◆ SET PROBLEM ◆
Reproduce all the material exactly, minus any pictures it holds.

[Data records]
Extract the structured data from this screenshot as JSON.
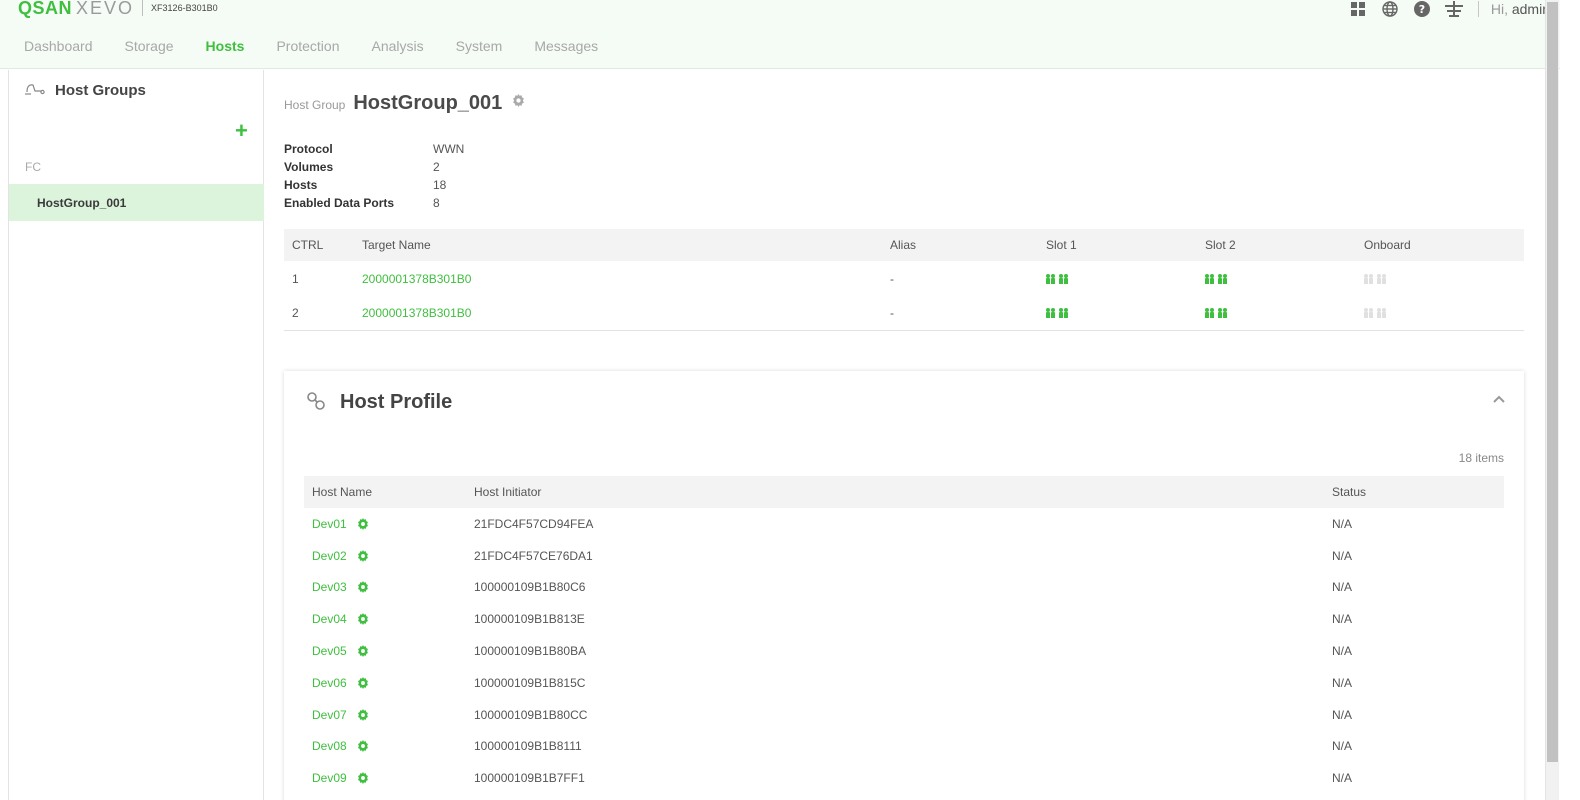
{
  "header": {
    "brand_primary": "QSAN",
    "brand_secondary": "XEVO",
    "model": "XF3126-B301B0",
    "greeting": "Hi,",
    "user": "admin",
    "icons": [
      "grid-icon",
      "globe-icon",
      "help-icon",
      "network-icon"
    ]
  },
  "nav": {
    "items": [
      {
        "label": "Dashboard"
      },
      {
        "label": "Storage"
      },
      {
        "label": "Hosts",
        "active": true
      },
      {
        "label": "Protection"
      },
      {
        "label": "Analysis"
      },
      {
        "label": "System"
      },
      {
        "label": "Messages"
      }
    ]
  },
  "sidebar": {
    "title": "Host Groups",
    "add_label": "+",
    "category": "FC",
    "items": [
      {
        "label": "HostGroup_001",
        "selected": true
      }
    ]
  },
  "page": {
    "pre_label": "Host Group",
    "title": "HostGroup_001",
    "properties": [
      {
        "key": "Protocol",
        "value": "WWN"
      },
      {
        "key": "Volumes",
        "value": "2"
      },
      {
        "key": "Hosts",
        "value": "18"
      },
      {
        "key": "Enabled Data Ports",
        "value": "8"
      }
    ]
  },
  "targets": {
    "columns": [
      "CTRL",
      "Target Name",
      "Alias",
      "Slot 1",
      "Slot 2",
      "Onboard"
    ],
    "rows": [
      {
        "ctrl": "1",
        "target": "2000001378B301B0",
        "alias": "-"
      },
      {
        "ctrl": "2",
        "target": "2000001378B301B0",
        "alias": "-"
      }
    ]
  },
  "host_profile": {
    "title": "Host Profile",
    "count": "18 items",
    "columns": [
      "Host Name",
      "Host Initiator",
      "Status"
    ],
    "rows": [
      {
        "name": "Dev01",
        "initiator": "21FDC4F57CD94FEA",
        "status": "N/A"
      },
      {
        "name": "Dev02",
        "initiator": "21FDC4F57CE76DA1",
        "status": "N/A"
      },
      {
        "name": "Dev03",
        "initiator": "100000109B1B80C6",
        "status": "N/A"
      },
      {
        "name": "Dev04",
        "initiator": "100000109B1B813E",
        "status": "N/A"
      },
      {
        "name": "Dev05",
        "initiator": "100000109B1B80BA",
        "status": "N/A"
      },
      {
        "name": "Dev06",
        "initiator": "100000109B1B815C",
        "status": "N/A"
      },
      {
        "name": "Dev07",
        "initiator": "100000109B1B80CC",
        "status": "N/A"
      },
      {
        "name": "Dev08",
        "initiator": "100000109B1B8111",
        "status": "N/A"
      },
      {
        "name": "Dev09",
        "initiator": "100000109B1B7FF1",
        "status": "N/A"
      }
    ]
  },
  "colors": {
    "accent": "#3fbf3f",
    "selected_bg": "#dcf3dc",
    "header_bg": "#f5fbf5",
    "port_inactive": "#e0e0e0"
  }
}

◆ EXERCISE SOLUTION ◆
Extract the structured data from this screenshot as JSON.
{
  "header": {
    "brand_primary": "QSAN",
    "brand_secondary": "XEVO",
    "model": "XF3126-B301B0",
    "greeting": "Hi,",
    "user": "admin",
    "icons": [
      "grid-icon",
      "globe-icon",
      "help-icon",
      "network-icon"
    ]
  },
  "nav": {
    "items": [
      {
        "label": "Dashboard"
      },
      {
        "label": "Storage"
      },
      {
        "label": "Hosts",
        "active": true
      },
      {
        "label": "Protection"
      },
      {
        "label": "Analysis"
      },
      {
        "label": "System"
      },
      {
        "label": "Messages"
      }
    ]
  },
  "sidebar": {
    "title": "Host Groups",
    "add_label": "+",
    "category": "FC",
    "items": [
      {
        "label": "HostGroup_001",
        "selected": true
      }
    ]
  },
  "page": {
    "pre_label": "Host Group",
    "title": "HostGroup_001",
    "properties": [
      {
        "key": "Protocol",
        "value": "WWN"
      },
      {
        "key": "Volumes",
        "value": "2"
      },
      {
        "key": "Hosts",
        "value": "18"
      },
      {
        "key": "Enabled Data Ports",
        "value": "8"
      }
    ]
  },
  "targets": {
    "columns": [
      "CTRL",
      "Target Name",
      "Alias",
      "Slot 1",
      "Slot 2",
      "Onboard"
    ],
    "rows": [
      {
        "ctrl": "1",
        "target": "2000001378B301B0",
        "alias": "-"
      },
      {
        "ctrl": "2",
        "target": "2000001378B301B0",
        "alias": "-"
      }
    ]
  },
  "host_profile": {
    "title": "Host Profile",
    "count": "18 items",
    "columns": [
      "Host Name",
      "Host Initiator",
      "Status"
    ],
    "rows": [
      {
        "name": "Dev01",
        "initiator": "21FDC4F57CD94FEA",
        "status": "N/A"
      },
      {
        "name": "Dev02",
        "initiator": "21FDC4F57CE76DA1",
        "status": "N/A"
      },
      {
        "name": "Dev03",
        "initiator": "100000109B1B80C6",
        "status": "N/A"
      },
      {
        "name": "Dev04",
        "initiator": "100000109B1B813E",
        "status": "N/A"
      },
      {
        "name": "Dev05",
        "initiator": "100000109B1B80BA",
        "status": "N/A"
      },
      {
        "name": "Dev06",
        "initiator": "100000109B1B815C",
        "status": "N/A"
      },
      {
        "name": "Dev07",
        "initiator": "100000109B1B80CC",
        "status": "N/A"
      },
      {
        "name": "Dev08",
        "initiator": "100000109B1B8111",
        "status": "N/A"
      },
      {
        "name": "Dev09",
        "initiator": "100000109B1B7FF1",
        "status": "N/A"
      }
    ]
  },
  "colors": {
    "accent": "#3fbf3f",
    "selected_bg": "#dcf3dc",
    "header_bg": "#f5fbf5",
    "port_inactive": "#e0e0e0"
  }
}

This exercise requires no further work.